(Data entries)
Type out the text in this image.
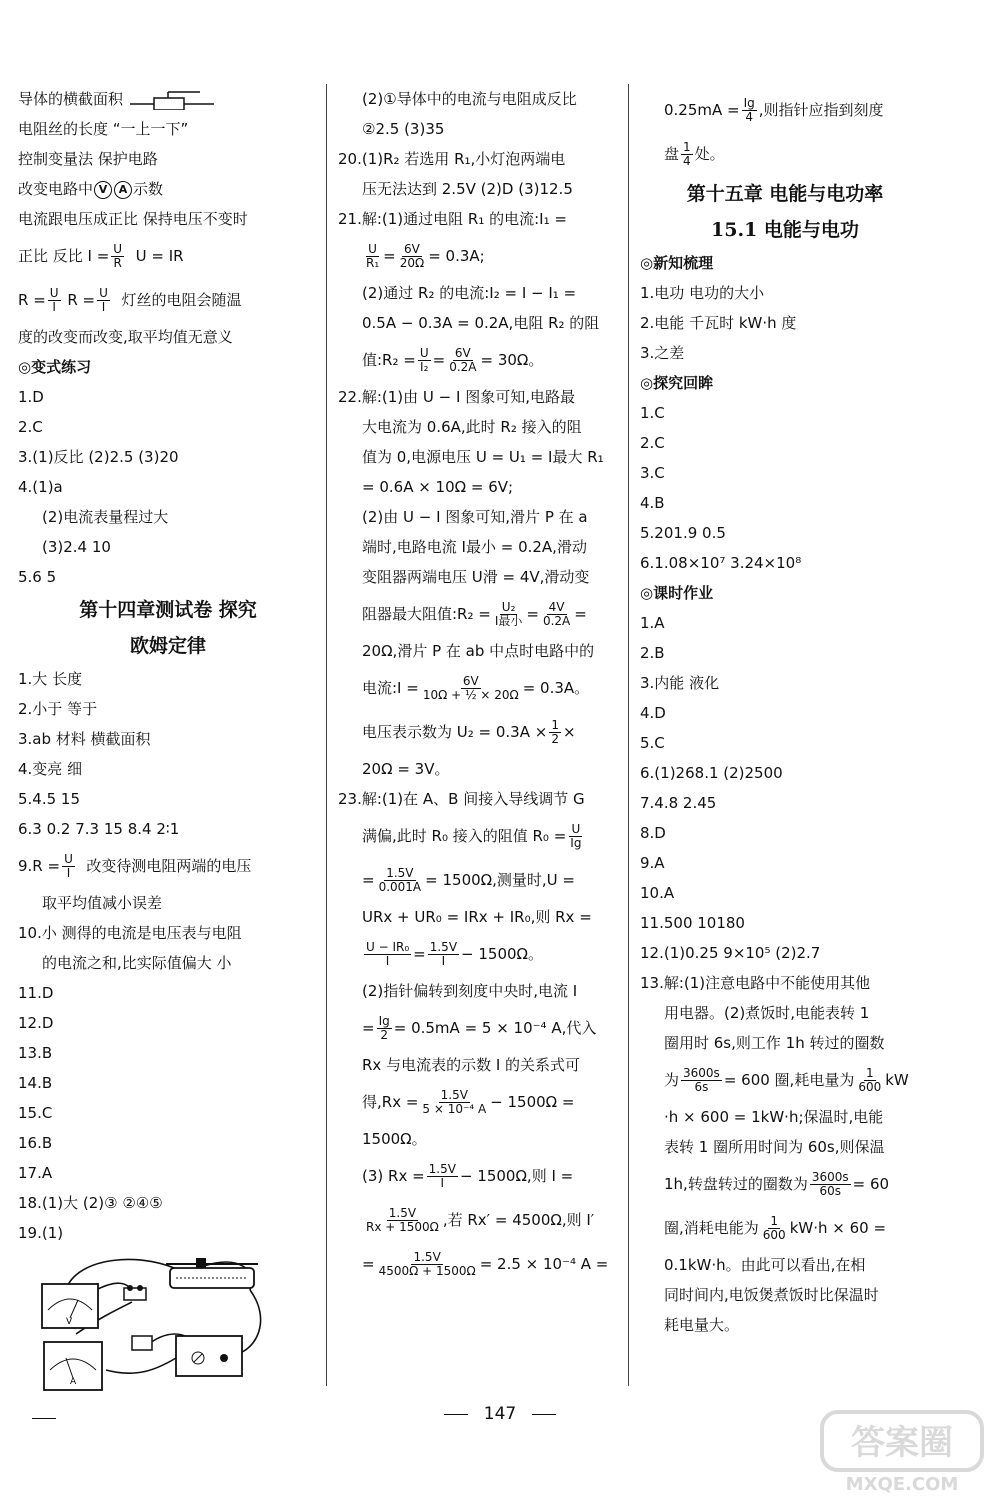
导体的横截面积
电阻丝的长度 “一上一下”
控制变量法 保护电路
改变电路中 V A 示数
电流跟电压成正比 保持电压不变时
正比 反比 $I = \frac{U}{R}$ U = IR
$R = \frac{U}{I}$ $R = \frac{U}{I}$ 灯丝的电阻会随温
度的改变而改变,取平均值无意义
◎变式练习
1.D
2.C
3.(1)反比 (2)2.5 (3)20
4.(1)a
(2)电流表量程过大
(3)2.4 10
5.6 5
第十四章测试卷 探究
欧姆定律
1.大 长度
2.小于 等于
3.ab 材料 横截面积
4.变亮 细
5.4.5 15
6.3 0.2 7.3 15 8.4 2∶1
$9.R = \frac{U}{I}$ 改变待测电阻两端的电压
取平均值减小误差
10.小 测得的电流是电压表与电阻
的电流之和,比实际值偏大 小
11.D
12.D
13.B
14.B
15.C
16.B
17.A
18.(1)大 (2)③ ②④⑤
19.(1)
V
A
(2)①导体中的电流与电阻成反比
②2.5 (3)35
20.(1)R₂ 若选用 R₁,小灯泡两端电
压无法达到 2.5V (2)D (3)12.5
21.解:(1)通过电阻 R₁ 的电流:I₁ =
$\frac{U}{\text{R₁}} = \frac{6V}{20\Omega} = 0.3A$;
(2)通过 R₂ 的电流:I₂ = I − I₁ =
0.5A − 0.3A = 0.2A,电阻 R₂ 的阻
值:R₂ = $\frac{U}{\text{I₂}} = \frac{6V}{0.2A} = 30\Omega$。
22.解:(1)由 U − I 图象可知,电路最
大电流为 0.6A,此时 R₂ 接入的阻
值为 0,电源电压 U = U₁ = I最大 R₁
= 0.6A × 10Ω = 6V;
(2)由 U − I 图象可知,滑片 P 在 a
端时,电路电流 I最小 = 0.2A,滑动
变阻器两端电压 U滑 = 4V,滑动变
阻器最大阻值:R₂ = $\frac{\text{U₂}}{\text{I最小}} = \frac{4V}{0.2A}$ =
20Ω,滑片 P 在 ab 中点时电路中的
电流:I = $\frac{6V}{\text{10Ω + ½ × 20Ω}} = 0.3A$。
电压表示数为 $U_2 = 0.3A \times \frac{1}{2}$ ×
20Ω = 3V。
23.解:(1)在 A、B 间接入导线调节 G
满偏,此时 R₀ 接入的阻值 $R_0 = \frac{U}{Ig}$
= $\frac{1.5V}{0.001A} = 1500\Omega$,测量时,U =
URx + UR₀ = IRx + IR₀,则 Rx =
$\frac{\text{U − IR₀}}{I} = \frac{1.5V}{I} - 1500\Omega$。
(2)指针偏转到刻度中央时,电流 I
= $\frac{Ig}{2} = 0.5mA = 5 \times 10^{-4}$ A,代入
Rx 与电流表的示数 I 的关系式可
得$,Rx = \frac{1.5V}{\text{5 × 10⁻⁴ A}} - 1500\Omega$ =
1500Ω。
(3) $Rx = \frac{1.5V}{I} - 1500\Omega$,则 I =
$\frac{1.5V}{Rx + 1500\Omega}$ ,若 Rx′ = 4500Ω,则 I′
= $\frac{1.5V}{4500\Omega + 1500\Omega} = 2.5 \times 10^{-4}$ A =
$0.25mA = \frac{Ig}{4}$ ,则指针应指到刻度
盘 $\frac{1}{4}$ 处。
第十五章 电能与电功率
15.1 电能与电功
◎新知梳理
1.电功 电功的大小
2.电能 千瓦时 kW·h 度
3.之差
◎探究回眸
1.C
2.C
3.C
4.B
5.201.9 0.5
6.1.08×10⁷ 3.24×10⁸
◎课时作业
1.A
2.B
3.内能 液化
4.D
5.C
6.(1)268.1 (2)2500
7.4.8 2.45
8.D
9.A
10.A
11.500 10180
12.(1)0.25 9×10⁵ (2)2.7
13.解:(1)注意电路中不能使用其他
用电器。(2)煮饭时,电能表转 1
圈用时 6s,则工作 1h 转过的圈数
为 $\frac{3600s}{6s} = 600$ 圈,耗电量为 $\frac{1}{600}$ kW
·h × 600 = 1kW·h;保温时,电能
表转 1 圈所用时间为 60s,则保温
1h,转盘转过的圈数为 $\frac{3600s}{60s} = 60$
圈,消耗电能为 $\frac{1}{600} kW\cdot h \times 60$ =
0.1kW·h。由此可以看出,在相
同时间内,电饭煲煮饭时比保温时
耗电量大。
147
答案圈
MXQE.COM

• [EXERCISE DETAILS]:
Return each line exactly as written. Any picture gets left out.

• [FULL OUTPUT]:
Type out the text in this image.
导体的横截面积
电阻丝的长度 “一上一下”
控制变量法 保护电路
改变电路中 V A 示数
电流跟电压成正比 保持电压不变时
正比 反比 $I = \frac{U}{R}$ U = IR
$R = \frac{U}{I}$ $R = \frac{U}{I}$ 灯丝的电阻会随温
度的改变而改变,取平均值无意义
◎变式练习
1.D
2.C
3.(1)反比 (2)2.5 (3)20
4.(1)a
(2)电流表量程过大
(3)2.4 10
5.6 5
第十四章测试卷 探究
欧姆定律
1.大 长度
2.小于 等于
3.ab 材料 横截面积
4.变亮 细
5.4.5 15
6.3 0.2 7.3 15 8.4 2∶1
$9.R = \frac{U}{I}$ 改变待测电阻两端的电压
取平均值减小误差
10.小 测得的电流是电压表与电阻
的电流之和,比实际值偏大 小
11.D
12.D
13.B
14.B
15.C
16.B
17.A
18.(1)大 (2)③ ②④⑤
19.(1)
V
A
(2)①导体中的电流与电阻成反比
②2.5 (3)35
20.(1)R₂ 若选用 R₁,小灯泡两端电
压无法达到 2.5V (2)D (3)12.5
21.解:(1)通过电阻 R₁ 的电流:I₁ =
$\frac{U}{\text{R₁}} = \frac{6V}{20\Omega} = 0.3A$;
(2)通过 R₂ 的电流:I₂ = I − I₁ =
0.5A − 0.3A = 0.2A,电阻 R₂ 的阻
值:R₂ = $\frac{U}{\text{I₂}} = \frac{6V}{0.2A} = 30\Omega$。
22.解:(1)由 U − I 图象可知,电路最
大电流为 0.6A,此时 R₂ 接入的阻
值为 0,电源电压 U = U₁ = I最大 R₁
= 0.6A × 10Ω = 6V;
(2)由 U − I 图象可知,滑片 P 在 a
端时,电路电流 I最小 = 0.2A,滑动
变阻器两端电压 U滑 = 4V,滑动变
阻器最大阻值:R₂ = $\frac{\text{U₂}}{\text{I最小}} = \frac{4V}{0.2A}$ =
20Ω,滑片 P 在 ab 中点时电路中的
电流:I = $\frac{6V}{\text{10Ω + ½ × 20Ω}} = 0.3A$。
电压表示数为 $U_2 = 0.3A \times \frac{1}{2}$ ×
20Ω = 3V。
23.解:(1)在 A、B 间接入导线调节 G
满偏,此时 R₀ 接入的阻值 $R_0 = \frac{U}{Ig}$
= $\frac{1.5V}{0.001A} = 1500\Omega$,测量时,U =
URx + UR₀ = IRx + IR₀,则 Rx =
$\frac{\text{U − IR₀}}{I} = \frac{1.5V}{I} - 1500\Omega$。
(2)指针偏转到刻度中央时,电流 I
= $\frac{Ig}{2} = 0.5mA = 5 \times 10^{-4}$ A,代入
Rx 与电流表的示数 I 的关系式可
得$,Rx = \frac{1.5V}{\text{5 × 10⁻⁴ A}} - 1500\Omega$ =
1500Ω。
(3) $Rx = \frac{1.5V}{I} - 1500\Omega$,则 I =
$\frac{1.5V}{Rx + 1500\Omega}$ ,若 Rx′ = 4500Ω,则 I′
= $\frac{1.5V}{4500\Omega + 1500\Omega} = 2.5 \times 10^{-4}$ A =
$0.25mA = \frac{Ig}{4}$ ,则指针应指到刻度
盘 $\frac{1}{4}$ 处。
第十五章 电能与电功率
15.1 电能与电功
◎新知梳理
1.电功 电功的大小
2.电能 千瓦时 kW·h 度
3.之差
◎探究回眸
1.C
2.C
3.C
4.B
5.201.9 0.5
6.1.08×10⁷ 3.24×10⁸
◎课时作业
1.A
2.B
3.内能 液化
4.D
5.C
6.(1)268.1 (2)2500
7.4.8 2.45
8.D
9.A
10.A
11.500 10180
12.(1)0.25 9×10⁵ (2)2.7
13.解:(1)注意电路中不能使用其他
用电器。(2)煮饭时,电能表转 1
圈用时 6s,则工作 1h 转过的圈数
为 $\frac{3600s}{6s} = 600$ 圈,耗电量为 $\frac{1}{600}$ kW
·h × 600 = 1kW·h;保温时,电能
表转 1 圈所用时间为 60s,则保温
1h,转盘转过的圈数为 $\frac{3600s}{60s} = 60$
圈,消耗电能为 $\frac{1}{600} kW\cdot h \times 60$ =
0.1kW·h。由此可以看出,在相
同时间内,电饭煲煮饭时比保温时
耗电量大。
147
答案圈
MXQE.COM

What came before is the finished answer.